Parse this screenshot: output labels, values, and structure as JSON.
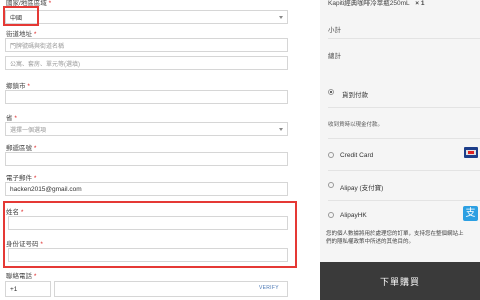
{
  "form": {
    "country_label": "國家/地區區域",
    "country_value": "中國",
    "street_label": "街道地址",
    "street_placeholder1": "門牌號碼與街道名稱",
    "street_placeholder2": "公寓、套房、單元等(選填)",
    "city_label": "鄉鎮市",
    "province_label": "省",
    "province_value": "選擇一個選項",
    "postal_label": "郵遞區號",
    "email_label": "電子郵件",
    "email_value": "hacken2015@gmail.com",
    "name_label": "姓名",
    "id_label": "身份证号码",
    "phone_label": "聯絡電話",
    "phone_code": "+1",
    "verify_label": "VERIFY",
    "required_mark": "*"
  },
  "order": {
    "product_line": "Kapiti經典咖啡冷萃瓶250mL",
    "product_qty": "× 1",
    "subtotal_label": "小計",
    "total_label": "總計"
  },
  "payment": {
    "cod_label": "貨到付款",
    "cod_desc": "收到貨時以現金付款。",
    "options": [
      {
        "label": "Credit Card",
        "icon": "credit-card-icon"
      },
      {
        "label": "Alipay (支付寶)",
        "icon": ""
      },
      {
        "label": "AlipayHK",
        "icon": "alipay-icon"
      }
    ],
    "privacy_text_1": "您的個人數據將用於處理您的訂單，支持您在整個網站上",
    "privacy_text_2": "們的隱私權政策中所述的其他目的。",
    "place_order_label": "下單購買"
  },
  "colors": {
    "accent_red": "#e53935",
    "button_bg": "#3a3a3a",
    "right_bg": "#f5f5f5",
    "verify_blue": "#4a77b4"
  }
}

============

The records above are to be quoted exactly, with all pictures left out.

**SOLUTION FOR THIS TASK:**
Parse this screenshot: output labels, values, and structure as JSON.
{
  "form": {
    "country_label": "國家/地區區域",
    "country_value": "中國",
    "street_label": "街道地址",
    "street_placeholder1": "門牌號碼與街道名稱",
    "street_placeholder2": "公寓、套房、單元等(選填)",
    "city_label": "鄉鎮市",
    "province_label": "省",
    "province_value": "選擇一個選項",
    "postal_label": "郵遞區號",
    "email_label": "電子郵件",
    "email_value": "hacken2015@gmail.com",
    "name_label": "姓名",
    "id_label": "身份证号码",
    "phone_label": "聯絡電話",
    "phone_code": "+1",
    "verify_label": "VERIFY",
    "required_mark": "*"
  },
  "order": {
    "product_line": "Kapiti經典咖啡冷萃瓶250mL",
    "product_qty": "× 1",
    "subtotal_label": "小計",
    "total_label": "總計"
  },
  "payment": {
    "cod_label": "貨到付款",
    "cod_desc": "收到貨時以現金付款。",
    "options": [
      {
        "label": "Credit Card",
        "icon": "credit-card-icon"
      },
      {
        "label": "Alipay (支付寶)",
        "icon": ""
      },
      {
        "label": "AlipayHK",
        "icon": "alipay-icon"
      }
    ],
    "privacy_text_1": "您的個人數據將用於處理您的訂單，支持您在整個網站上",
    "privacy_text_2": "們的隱私權政策中所述的其他目的。",
    "place_order_label": "下單購買"
  },
  "colors": {
    "accent_red": "#e53935",
    "button_bg": "#3a3a3a",
    "right_bg": "#f5f5f5",
    "verify_blue": "#4a77b4"
  }
}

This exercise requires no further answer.